(EXERCISE BRIEF) Copy each line of the entries that contains the word "member".

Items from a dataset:

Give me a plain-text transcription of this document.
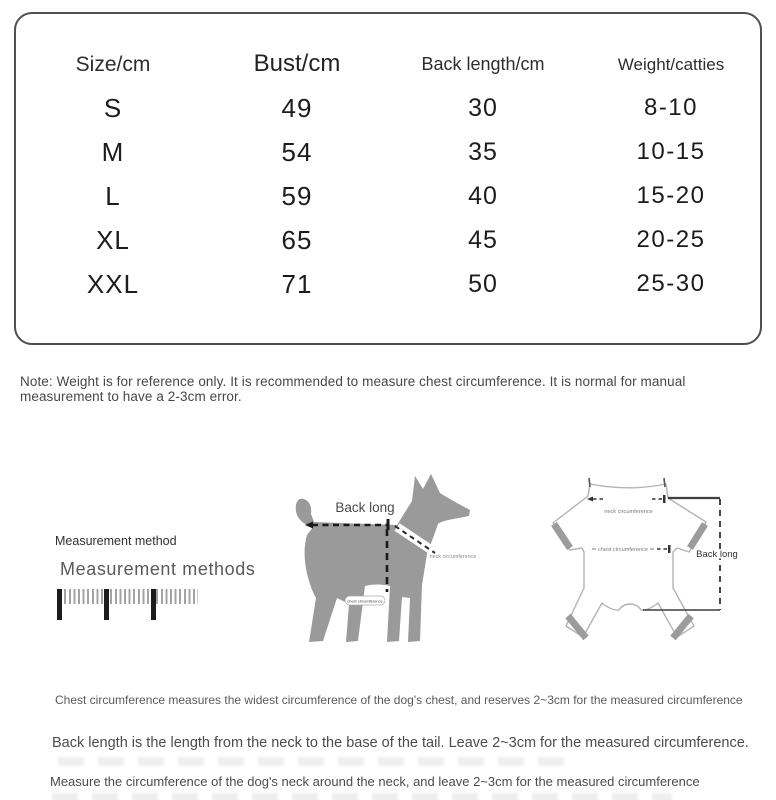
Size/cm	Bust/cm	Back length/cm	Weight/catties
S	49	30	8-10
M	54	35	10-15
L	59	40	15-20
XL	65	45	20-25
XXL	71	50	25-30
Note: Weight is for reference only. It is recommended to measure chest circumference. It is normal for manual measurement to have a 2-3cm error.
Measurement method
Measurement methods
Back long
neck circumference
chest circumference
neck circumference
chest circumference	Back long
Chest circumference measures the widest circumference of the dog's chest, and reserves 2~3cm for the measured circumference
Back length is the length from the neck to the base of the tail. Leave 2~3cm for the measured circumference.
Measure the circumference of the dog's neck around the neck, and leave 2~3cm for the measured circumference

---

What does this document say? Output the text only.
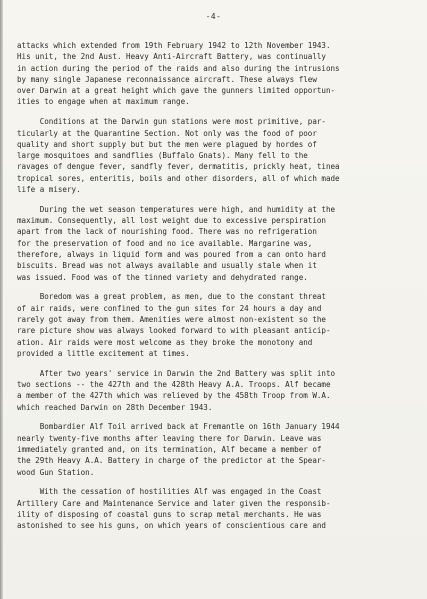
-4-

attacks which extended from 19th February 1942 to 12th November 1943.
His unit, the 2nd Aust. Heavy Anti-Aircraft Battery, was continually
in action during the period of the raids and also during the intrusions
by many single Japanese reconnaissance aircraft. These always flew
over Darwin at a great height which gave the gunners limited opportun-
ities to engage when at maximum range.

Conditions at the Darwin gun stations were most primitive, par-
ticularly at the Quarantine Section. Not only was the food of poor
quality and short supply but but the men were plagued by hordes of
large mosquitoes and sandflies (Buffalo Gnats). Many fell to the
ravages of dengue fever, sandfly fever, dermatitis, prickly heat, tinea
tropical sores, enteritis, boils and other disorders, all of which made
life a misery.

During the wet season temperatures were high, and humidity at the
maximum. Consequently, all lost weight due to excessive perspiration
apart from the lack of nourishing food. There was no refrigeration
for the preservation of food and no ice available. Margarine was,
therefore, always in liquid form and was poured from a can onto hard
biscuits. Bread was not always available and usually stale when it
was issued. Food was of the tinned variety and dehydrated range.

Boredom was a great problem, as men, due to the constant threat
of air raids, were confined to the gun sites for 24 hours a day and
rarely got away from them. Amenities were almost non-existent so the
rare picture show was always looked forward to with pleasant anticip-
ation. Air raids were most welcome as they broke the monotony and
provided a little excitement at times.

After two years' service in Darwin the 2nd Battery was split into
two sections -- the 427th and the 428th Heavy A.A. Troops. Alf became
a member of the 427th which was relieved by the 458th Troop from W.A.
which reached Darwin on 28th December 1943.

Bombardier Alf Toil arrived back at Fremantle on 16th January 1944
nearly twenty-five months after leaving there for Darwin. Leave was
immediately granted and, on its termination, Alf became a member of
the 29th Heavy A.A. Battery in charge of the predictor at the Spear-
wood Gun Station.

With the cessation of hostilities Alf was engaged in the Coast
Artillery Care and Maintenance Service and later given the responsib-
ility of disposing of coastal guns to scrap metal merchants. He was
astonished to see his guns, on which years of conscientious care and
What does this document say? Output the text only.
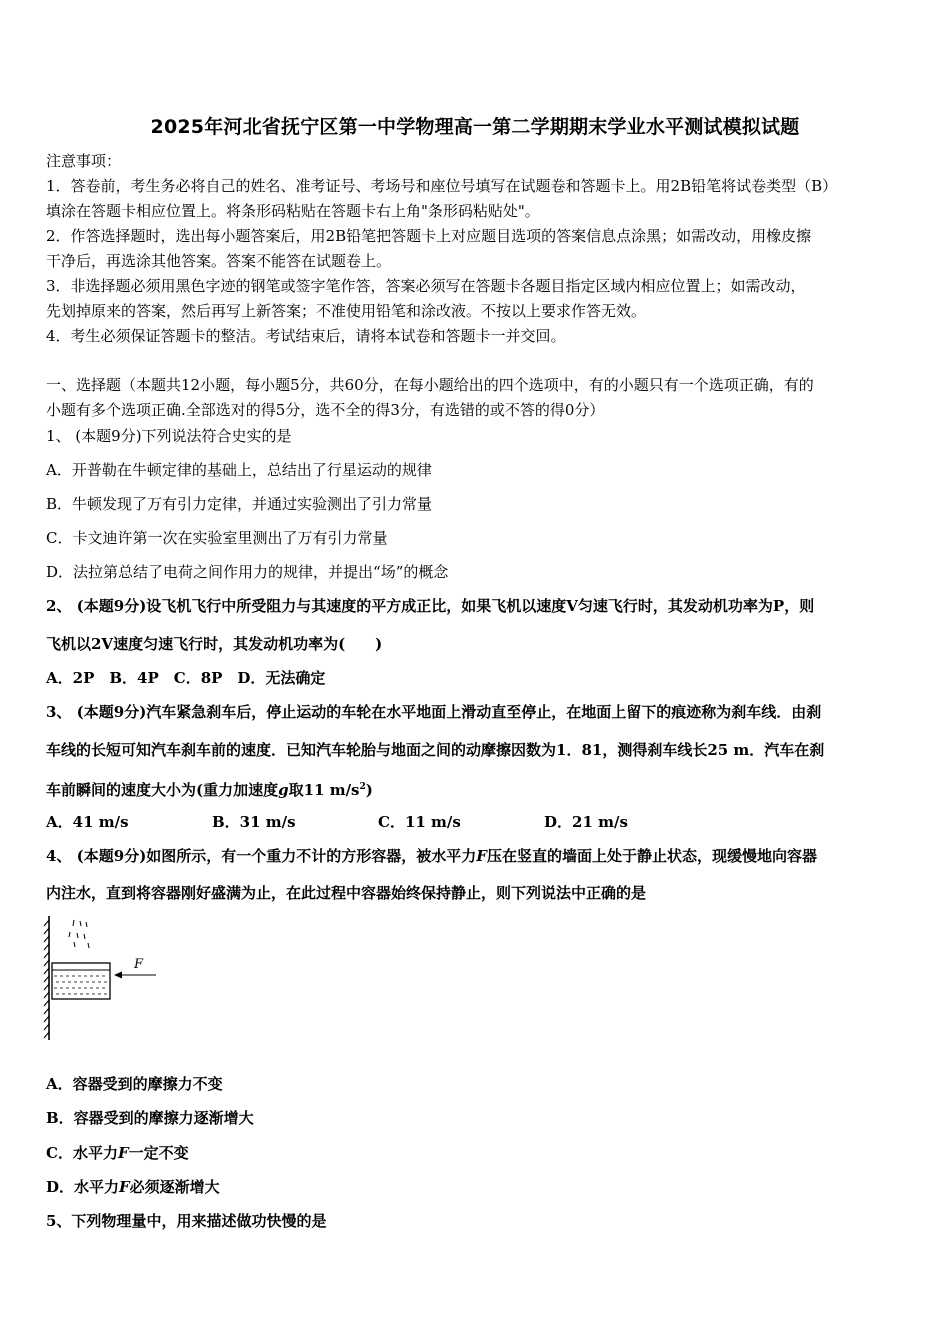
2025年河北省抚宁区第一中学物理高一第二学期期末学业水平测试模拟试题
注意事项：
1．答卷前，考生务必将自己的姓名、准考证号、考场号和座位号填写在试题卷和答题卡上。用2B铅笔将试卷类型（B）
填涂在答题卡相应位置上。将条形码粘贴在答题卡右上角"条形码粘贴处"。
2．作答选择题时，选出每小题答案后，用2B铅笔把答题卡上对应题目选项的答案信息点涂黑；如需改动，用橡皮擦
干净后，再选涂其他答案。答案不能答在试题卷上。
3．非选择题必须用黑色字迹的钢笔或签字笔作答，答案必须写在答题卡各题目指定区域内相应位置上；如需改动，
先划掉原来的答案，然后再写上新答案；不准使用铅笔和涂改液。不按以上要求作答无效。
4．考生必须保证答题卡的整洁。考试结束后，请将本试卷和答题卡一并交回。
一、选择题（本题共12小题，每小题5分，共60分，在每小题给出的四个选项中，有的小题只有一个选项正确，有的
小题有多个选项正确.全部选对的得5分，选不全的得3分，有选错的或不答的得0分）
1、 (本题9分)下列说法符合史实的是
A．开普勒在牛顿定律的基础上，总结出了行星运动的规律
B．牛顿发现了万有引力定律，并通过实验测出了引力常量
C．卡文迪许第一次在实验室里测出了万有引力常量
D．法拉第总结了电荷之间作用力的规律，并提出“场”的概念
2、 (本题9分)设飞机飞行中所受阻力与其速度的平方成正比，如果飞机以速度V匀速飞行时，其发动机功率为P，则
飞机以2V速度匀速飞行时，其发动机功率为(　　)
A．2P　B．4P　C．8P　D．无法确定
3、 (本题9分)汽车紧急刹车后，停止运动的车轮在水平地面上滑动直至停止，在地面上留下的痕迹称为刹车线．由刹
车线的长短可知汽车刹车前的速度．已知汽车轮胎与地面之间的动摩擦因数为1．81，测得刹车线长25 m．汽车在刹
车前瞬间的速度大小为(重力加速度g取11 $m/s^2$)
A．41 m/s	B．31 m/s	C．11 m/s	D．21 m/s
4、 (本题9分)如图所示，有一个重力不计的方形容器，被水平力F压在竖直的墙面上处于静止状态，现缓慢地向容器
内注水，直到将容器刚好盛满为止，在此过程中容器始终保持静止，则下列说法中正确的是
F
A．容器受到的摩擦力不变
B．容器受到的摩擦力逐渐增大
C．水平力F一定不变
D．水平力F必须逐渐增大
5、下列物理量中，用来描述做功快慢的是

(ANSWER IN FULL)
a member of the 427th which was relieved by the 458th Troop from W.A.
immediately granted and, on its termination, Alf became a member of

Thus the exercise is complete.